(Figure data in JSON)
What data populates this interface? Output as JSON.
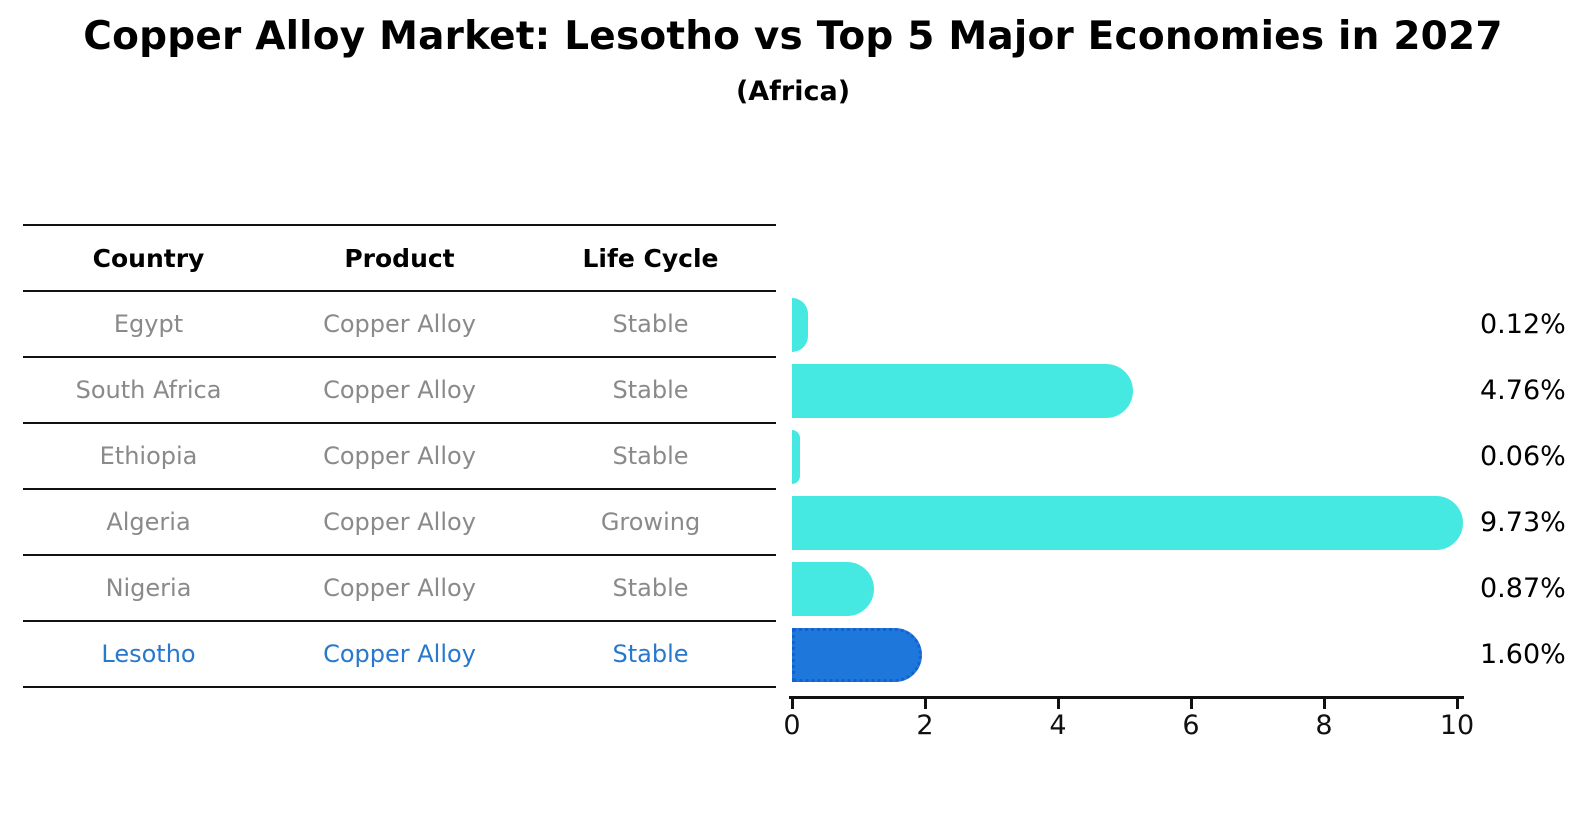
{
  "title": "Copper Alloy Market: Lesotho vs Top 5 Major Economies in 2027",
  "subtitle": "(Africa)",
  "table": {
    "columns": [
      "Country",
      "Product",
      "Life Cycle"
    ],
    "rows": [
      {
        "country": "Egypt",
        "product": "Copper Alloy",
        "life_cycle": "Stable",
        "highlight": false
      },
      {
        "country": "South Africa",
        "product": "Copper Alloy",
        "life_cycle": "Stable",
        "highlight": false
      },
      {
        "country": "Ethiopia",
        "product": "Copper Alloy",
        "life_cycle": "Stable",
        "highlight": false
      },
      {
        "country": "Algeria",
        "product": "Copper Alloy",
        "life_cycle": "Growing",
        "highlight": false
      },
      {
        "country": "Nigeria",
        "product": "Copper Alloy",
        "life_cycle": "Stable",
        "highlight": false
      },
      {
        "country": "Lesotho",
        "product": "Copper Alloy",
        "life_cycle": "Stable",
        "highlight": true
      }
    ]
  },
  "chart_data": {
    "type": "bar",
    "orientation": "horizontal",
    "title": "Copper Alloy Market: Lesotho vs Top 5 Major Economies in 2027",
    "subtitle": "(Africa)",
    "categories": [
      "Egypt",
      "South Africa",
      "Ethiopia",
      "Algeria",
      "Nigeria",
      "Lesotho"
    ],
    "values": [
      0.12,
      4.76,
      0.06,
      9.73,
      0.87,
      1.6
    ],
    "value_labels": [
      "0.12%",
      "4.76%",
      "0.06%",
      "9.73%",
      "0.87%",
      "1.60%"
    ],
    "xlim": [
      0,
      10
    ],
    "x_ticks": [
      "0",
      "2",
      "4",
      "6",
      "8",
      "10"
    ],
    "grid": false,
    "legend": "none",
    "highlight_index": 5,
    "colors": {
      "bar": "#46E8E2",
      "highlight_bar": "#1E78DC",
      "highlight_bar_edge": "#1560CF",
      "highlight_text": "#2878CE",
      "text": "#000000",
      "muted_text": "#8A8A8A"
    }
  }
}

## WHAT YOU SHOULD DO
Leave the images out, please, and restate each line word for word.

## FULL ANSWER
What data populates this interface? Output as JSON.
{
  "title": "Copper Alloy Market: Lesotho vs Top 5 Major Economies in 2027",
  "subtitle": "(Africa)",
  "table": {
    "columns": [
      "Country",
      "Product",
      "Life Cycle"
    ],
    "rows": [
      {
        "country": "Egypt",
        "product": "Copper Alloy",
        "life_cycle": "Stable",
        "highlight": false
      },
      {
        "country": "South Africa",
        "product": "Copper Alloy",
        "life_cycle": "Stable",
        "highlight": false
      },
      {
        "country": "Ethiopia",
        "product": "Copper Alloy",
        "life_cycle": "Stable",
        "highlight": false
      },
      {
        "country": "Algeria",
        "product": "Copper Alloy",
        "life_cycle": "Growing",
        "highlight": false
      },
      {
        "country": "Nigeria",
        "product": "Copper Alloy",
        "life_cycle": "Stable",
        "highlight": false
      },
      {
        "country": "Lesotho",
        "product": "Copper Alloy",
        "life_cycle": "Stable",
        "highlight": true
      }
    ]
  },
  "chart_data": {
    "type": "bar",
    "orientation": "horizontal",
    "title": "Copper Alloy Market: Lesotho vs Top 5 Major Economies in 2027",
    "subtitle": "(Africa)",
    "categories": [
      "Egypt",
      "South Africa",
      "Ethiopia",
      "Algeria",
      "Nigeria",
      "Lesotho"
    ],
    "values": [
      0.12,
      4.76,
      0.06,
      9.73,
      0.87,
      1.6
    ],
    "value_labels": [
      "0.12%",
      "4.76%",
      "0.06%",
      "9.73%",
      "0.87%",
      "1.60%"
    ],
    "xlim": [
      0,
      10
    ],
    "x_ticks": [
      "0",
      "2",
      "4",
      "6",
      "8",
      "10"
    ],
    "grid": false,
    "legend": "none",
    "highlight_index": 5,
    "colors": {
      "bar": "#46E8E2",
      "highlight_bar": "#1E78DC",
      "highlight_bar_edge": "#1560CF",
      "highlight_text": "#2878CE",
      "text": "#000000",
      "muted_text": "#8A8A8A"
    }
  }
}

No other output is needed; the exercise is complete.